§ **Data supplied**:
* * * *
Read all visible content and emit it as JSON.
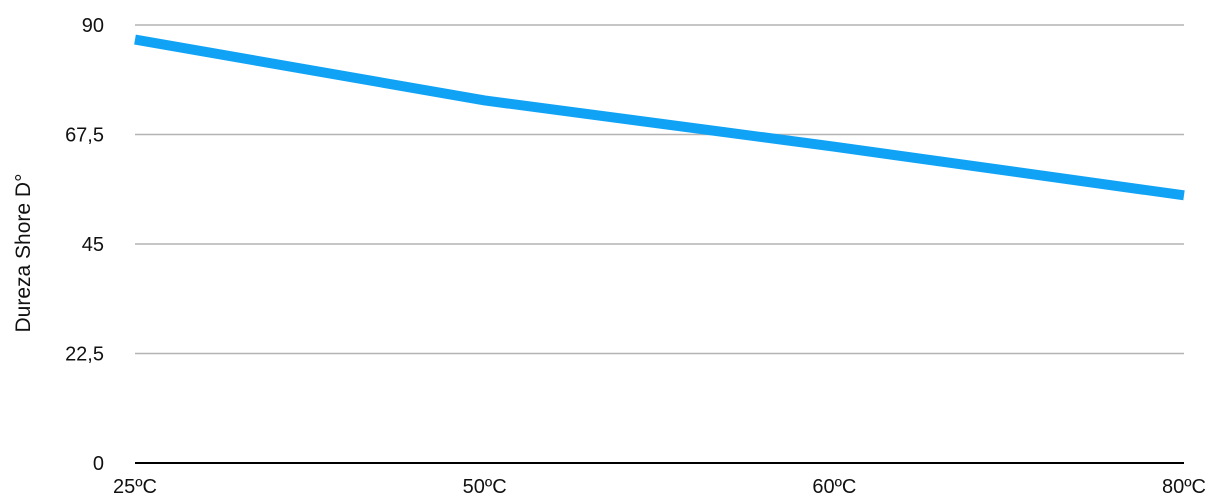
{
  "chart_data": {
    "type": "line",
    "title": "",
    "xlabel": "",
    "ylabel": "Dureza Shore D°",
    "categories": [
      "25ºC",
      "50ºC",
      "60ºC",
      "80ºC"
    ],
    "series": [
      {
        "values": [
          87,
          74.5,
          65,
          55
        ]
      }
    ],
    "ylim": [
      0,
      90
    ],
    "yticks": [
      0,
      22.5,
      45,
      67.5,
      90
    ],
    "ytick_labels": [
      "0",
      "22,5",
      "45",
      "67,5",
      "90"
    ],
    "grid": true,
    "legend": "none"
  },
  "colors": {
    "line": "#10A3F5",
    "grid": "#b3b3b3",
    "axis": "#000000"
  }
}
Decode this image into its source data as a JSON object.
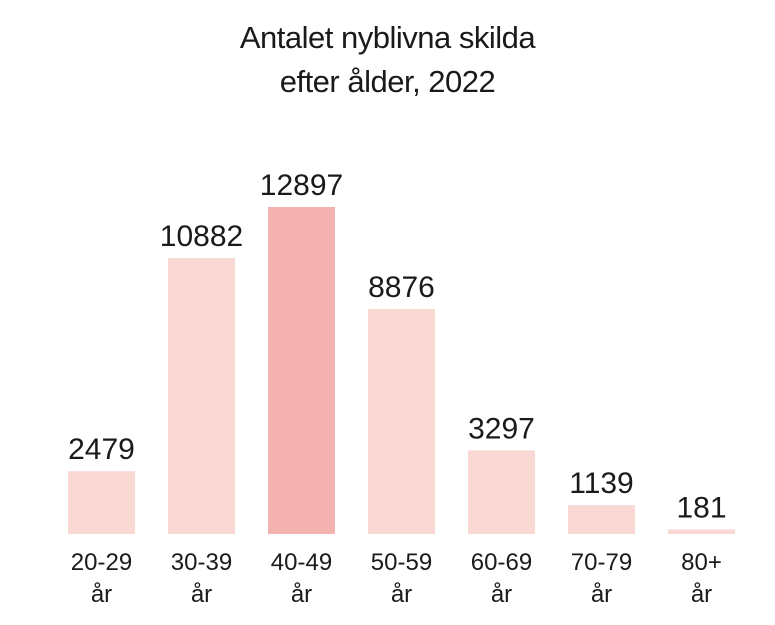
{
  "chart_data": {
    "type": "bar",
    "title": [
      "Antalet nyblivna skilda",
      "efter ålder, 2022"
    ],
    "categories": [
      [
        "20-29",
        "år"
      ],
      [
        "30-39",
        "år"
      ],
      [
        "40-49",
        "år"
      ],
      [
        "50-59",
        "år"
      ],
      [
        "60-69",
        "år"
      ],
      [
        "70-79",
        "år"
      ],
      [
        "80+",
        "år"
      ]
    ],
    "values": [
      2479,
      10882,
      12897,
      8876,
      3297,
      1139,
      181
    ],
    "value_labels": [
      "2479",
      "10882",
      "12897",
      "8876",
      "3297",
      "1139",
      "181"
    ],
    "highlight_index": 2,
    "colors": {
      "bar": "#fad9d5",
      "highlight": "#f4b3b0",
      "text": "#1a1a1a"
    },
    "grid": false,
    "legend": "none"
  }
}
* * * *
§ **Exercise brief**:
Copy all the data exactly as written, but skip any picture.

§ **Written response**:
Read all visible content and emit it as JSON.
{
  "chart_data": {
    "type": "line",
    "title": "",
    "xlabel": "",
    "ylabel": "Dureza Shore D°",
    "categories": [
      "25ºC",
      "50ºC",
      "60ºC",
      "80ºC"
    ],
    "series": [
      {
        "values": [
          87,
          74.5,
          65,
          55
        ]
      }
    ],
    "ylim": [
      0,
      90
    ],
    "yticks": [
      0,
      22.5,
      45,
      67.5,
      90
    ],
    "ytick_labels": [
      "0",
      "22,5",
      "45",
      "67,5",
      "90"
    ],
    "grid": true,
    "legend": "none"
  },
  "colors": {
    "line": "#10A3F5",
    "grid": "#b3b3b3",
    "axis": "#000000"
  }
}
Decode this image into its source data as a JSON object.
{
  "chart_data": {
    "type": "bar",
    "title": [
      "Antalet nyblivna skilda",
      "efter ålder, 2022"
    ],
    "categories": [
      [
        "20-29",
        "år"
      ],
      [
        "30-39",
        "år"
      ],
      [
        "40-49",
        "år"
      ],
      [
        "50-59",
        "år"
      ],
      [
        "60-69",
        "år"
      ],
      [
        "70-79",
        "år"
      ],
      [
        "80+",
        "år"
      ]
    ],
    "values": [
      2479,
      10882,
      12897,
      8876,
      3297,
      1139,
      181
    ],
    "value_labels": [
      "2479",
      "10882",
      "12897",
      "8876",
      "3297",
      "1139",
      "181"
    ],
    "highlight_index": 2,
    "colors": {
      "bar": "#fad9d5",
      "highlight": "#f4b3b0",
      "text": "#1a1a1a"
    },
    "grid": false,
    "legend": "none"
  }
}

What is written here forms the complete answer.